* _EXERCISE GOAL_
The records that follow must be repeated verbatim, every one of them.

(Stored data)
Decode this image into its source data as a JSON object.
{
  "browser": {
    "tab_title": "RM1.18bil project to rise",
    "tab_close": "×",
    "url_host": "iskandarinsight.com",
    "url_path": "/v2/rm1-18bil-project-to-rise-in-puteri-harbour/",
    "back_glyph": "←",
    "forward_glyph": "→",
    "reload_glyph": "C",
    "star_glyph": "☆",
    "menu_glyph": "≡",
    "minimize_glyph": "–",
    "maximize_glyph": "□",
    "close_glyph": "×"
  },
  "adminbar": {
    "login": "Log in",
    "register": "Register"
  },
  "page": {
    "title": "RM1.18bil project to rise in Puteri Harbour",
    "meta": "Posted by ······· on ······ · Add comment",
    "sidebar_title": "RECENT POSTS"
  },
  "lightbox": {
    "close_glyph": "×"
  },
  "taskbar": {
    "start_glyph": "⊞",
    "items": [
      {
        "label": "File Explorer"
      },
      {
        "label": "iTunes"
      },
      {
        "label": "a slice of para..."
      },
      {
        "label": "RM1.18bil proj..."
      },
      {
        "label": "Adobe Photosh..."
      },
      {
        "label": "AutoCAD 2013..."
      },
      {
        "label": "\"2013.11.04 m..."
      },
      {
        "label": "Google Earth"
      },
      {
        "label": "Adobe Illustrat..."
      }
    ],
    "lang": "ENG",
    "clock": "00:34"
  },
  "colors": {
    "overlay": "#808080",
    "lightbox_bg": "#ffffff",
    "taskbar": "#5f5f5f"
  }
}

* _FULL RESPONSE_
Decode this image into its source data as a JSON object.
{
  "browser": {
    "tab_title": "RM1.18bil project to rise",
    "tab_close": "×",
    "url_host": "iskandarinsight.com",
    "url_path": "/v2/rm1-18bil-project-to-rise-in-puteri-harbour/",
    "back_glyph": "←",
    "forward_glyph": "→",
    "reload_glyph": "C",
    "star_glyph": "☆",
    "menu_glyph": "≡",
    "minimize_glyph": "–",
    "maximize_glyph": "□",
    "close_glyph": "×"
  },
  "adminbar": {
    "login": "Log in",
    "register": "Register"
  },
  "page": {
    "title": "RM1.18bil project to rise in Puteri Harbour",
    "meta": "Posted by ······· on ······ · Add comment",
    "sidebar_title": "RECENT POSTS"
  },
  "lightbox": {
    "close_glyph": "×"
  },
  "taskbar": {
    "start_glyph": "⊞",
    "items": [
      {
        "label": "File Explorer"
      },
      {
        "label": "iTunes"
      },
      {
        "label": "a slice of para..."
      },
      {
        "label": "RM1.18bil proj..."
      },
      {
        "label": "Adobe Photosh..."
      },
      {
        "label": "AutoCAD 2013..."
      },
      {
        "label": "\"2013.11.04 m..."
      },
      {
        "label": "Google Earth"
      },
      {
        "label": "Adobe Illustrat..."
      }
    ],
    "lang": "ENG",
    "clock": "00:34"
  },
  "colors": {
    "overlay": "#808080",
    "lightbox_bg": "#ffffff",
    "taskbar": "#5f5f5f"
  }
}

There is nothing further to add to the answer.